### TEXT EXCERPT
As mentioned in Section 1.3, we always work with samples and inevitably we deal with randomness just because of that even, when there are no other sources of uncertainty in the data. For example, if we want to estimate the mean of a variable based on the observed data, the value we get will differ from one sample to another. This should have become apparent from the examples we discussed earlier. And, if the LLN and CLT hold, then we know that the estimate of our parameter will have its own distribution and will converge to the population value with the increase of the sample size. This is the basis for the confidence and prediction interval construction, discussed in this section. Depending on our needs, we can focus on the uncertainty of either the estimate of a parameter, or the random variable \(y\) itself. When dealing with the former, we typically work with the confidence interval - the interval constructed for the estimate of a parameter, while in the latter case we are interested in the prediction interval - the interval constructed for the random variable \(y\).

In order to simplify further discussion in this section, we will take the population mean and its in-sample estimate as an example. In this case we have:

  1. A random variable \(y\), which is assumed to follow some distribution with finite mean \(\mu\) and variance \(\sigma^2\);
  2. A sample of size \(n\) from the population of \(y\);
  3. Estimates of mean \(\hat{\mu}=\bar{y}\) and variance \(\hat{\sigma}^2 = s^2\), obtained based on the sample of size \(n\).

### SUPPLIED INFORMATION
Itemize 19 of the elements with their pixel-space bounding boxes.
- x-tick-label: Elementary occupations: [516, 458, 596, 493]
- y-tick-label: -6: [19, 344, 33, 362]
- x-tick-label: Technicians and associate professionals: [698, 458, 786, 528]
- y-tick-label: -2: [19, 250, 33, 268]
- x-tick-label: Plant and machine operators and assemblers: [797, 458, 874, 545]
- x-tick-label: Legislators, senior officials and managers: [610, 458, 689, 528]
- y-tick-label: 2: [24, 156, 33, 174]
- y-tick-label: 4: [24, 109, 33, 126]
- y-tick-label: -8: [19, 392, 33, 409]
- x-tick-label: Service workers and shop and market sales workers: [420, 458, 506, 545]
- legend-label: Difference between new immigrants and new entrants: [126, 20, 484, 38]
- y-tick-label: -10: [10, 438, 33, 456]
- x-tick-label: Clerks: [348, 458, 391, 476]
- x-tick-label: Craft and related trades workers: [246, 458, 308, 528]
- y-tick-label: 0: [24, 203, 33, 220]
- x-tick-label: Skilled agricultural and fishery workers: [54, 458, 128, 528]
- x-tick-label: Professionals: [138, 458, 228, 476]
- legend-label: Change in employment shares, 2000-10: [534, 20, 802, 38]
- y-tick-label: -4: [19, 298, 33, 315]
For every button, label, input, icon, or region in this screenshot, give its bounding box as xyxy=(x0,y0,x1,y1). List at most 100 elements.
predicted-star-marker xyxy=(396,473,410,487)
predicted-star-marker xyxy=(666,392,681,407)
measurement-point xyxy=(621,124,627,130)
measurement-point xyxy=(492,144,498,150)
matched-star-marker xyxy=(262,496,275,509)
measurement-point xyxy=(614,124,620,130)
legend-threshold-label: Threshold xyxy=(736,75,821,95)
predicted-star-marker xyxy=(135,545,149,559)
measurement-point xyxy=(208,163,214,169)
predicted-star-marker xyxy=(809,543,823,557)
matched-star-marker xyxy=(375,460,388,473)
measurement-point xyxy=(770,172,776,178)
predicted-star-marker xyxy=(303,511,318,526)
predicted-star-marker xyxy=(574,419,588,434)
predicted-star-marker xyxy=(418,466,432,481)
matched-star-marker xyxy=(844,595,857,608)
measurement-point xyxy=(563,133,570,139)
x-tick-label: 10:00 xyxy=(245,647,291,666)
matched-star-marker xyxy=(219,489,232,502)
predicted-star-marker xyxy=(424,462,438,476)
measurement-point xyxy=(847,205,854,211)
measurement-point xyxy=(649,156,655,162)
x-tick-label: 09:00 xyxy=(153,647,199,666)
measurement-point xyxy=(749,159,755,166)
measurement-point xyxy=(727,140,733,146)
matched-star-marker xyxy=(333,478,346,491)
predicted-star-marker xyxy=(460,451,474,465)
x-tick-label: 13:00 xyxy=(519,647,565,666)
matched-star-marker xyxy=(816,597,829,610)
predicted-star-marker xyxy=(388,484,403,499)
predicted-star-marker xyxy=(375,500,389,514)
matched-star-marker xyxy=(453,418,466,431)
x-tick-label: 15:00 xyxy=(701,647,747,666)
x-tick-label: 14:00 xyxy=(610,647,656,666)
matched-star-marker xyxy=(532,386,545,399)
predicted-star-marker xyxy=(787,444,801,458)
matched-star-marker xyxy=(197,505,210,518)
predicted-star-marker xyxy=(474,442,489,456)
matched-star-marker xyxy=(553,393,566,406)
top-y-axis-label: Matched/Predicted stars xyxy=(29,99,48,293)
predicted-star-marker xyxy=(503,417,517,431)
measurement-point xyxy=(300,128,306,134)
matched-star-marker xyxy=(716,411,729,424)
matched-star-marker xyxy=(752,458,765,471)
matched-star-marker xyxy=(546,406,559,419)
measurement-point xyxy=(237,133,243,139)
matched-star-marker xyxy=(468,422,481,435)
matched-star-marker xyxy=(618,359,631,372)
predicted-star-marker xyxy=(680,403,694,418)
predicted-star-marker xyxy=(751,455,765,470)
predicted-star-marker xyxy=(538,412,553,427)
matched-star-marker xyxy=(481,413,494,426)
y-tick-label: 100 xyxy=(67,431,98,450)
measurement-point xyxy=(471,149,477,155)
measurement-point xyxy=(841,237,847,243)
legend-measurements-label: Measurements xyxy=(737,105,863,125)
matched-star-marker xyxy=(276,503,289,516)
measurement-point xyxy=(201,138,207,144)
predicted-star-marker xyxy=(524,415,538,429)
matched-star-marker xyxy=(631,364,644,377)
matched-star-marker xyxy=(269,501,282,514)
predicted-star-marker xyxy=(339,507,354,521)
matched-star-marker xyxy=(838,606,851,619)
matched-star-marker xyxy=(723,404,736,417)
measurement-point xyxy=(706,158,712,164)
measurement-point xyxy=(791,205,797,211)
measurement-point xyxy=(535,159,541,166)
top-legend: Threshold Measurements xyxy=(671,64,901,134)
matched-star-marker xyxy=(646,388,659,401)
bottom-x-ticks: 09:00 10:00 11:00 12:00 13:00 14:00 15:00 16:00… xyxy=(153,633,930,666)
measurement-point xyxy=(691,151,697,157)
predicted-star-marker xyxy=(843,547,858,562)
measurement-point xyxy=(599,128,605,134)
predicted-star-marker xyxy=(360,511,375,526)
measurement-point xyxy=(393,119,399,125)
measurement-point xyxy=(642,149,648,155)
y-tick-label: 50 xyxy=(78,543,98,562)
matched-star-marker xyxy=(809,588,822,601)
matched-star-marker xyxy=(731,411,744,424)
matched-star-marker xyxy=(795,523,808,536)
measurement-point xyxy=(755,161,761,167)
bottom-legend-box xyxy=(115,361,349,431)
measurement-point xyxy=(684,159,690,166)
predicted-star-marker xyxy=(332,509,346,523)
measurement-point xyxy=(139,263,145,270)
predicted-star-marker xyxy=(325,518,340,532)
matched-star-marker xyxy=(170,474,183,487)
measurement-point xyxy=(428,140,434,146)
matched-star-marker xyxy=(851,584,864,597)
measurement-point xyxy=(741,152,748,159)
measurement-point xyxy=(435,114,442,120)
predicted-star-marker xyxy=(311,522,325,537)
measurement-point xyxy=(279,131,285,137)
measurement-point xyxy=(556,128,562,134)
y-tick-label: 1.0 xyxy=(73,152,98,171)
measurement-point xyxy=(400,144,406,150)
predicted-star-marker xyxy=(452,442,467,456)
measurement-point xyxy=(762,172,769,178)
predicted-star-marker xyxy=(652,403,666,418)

### THE PROBLEM
In the excerpt on confidence and prediction intervals, what is a prediction interval constructed for?

### OUTPUT BELOW
The random variable \(y\).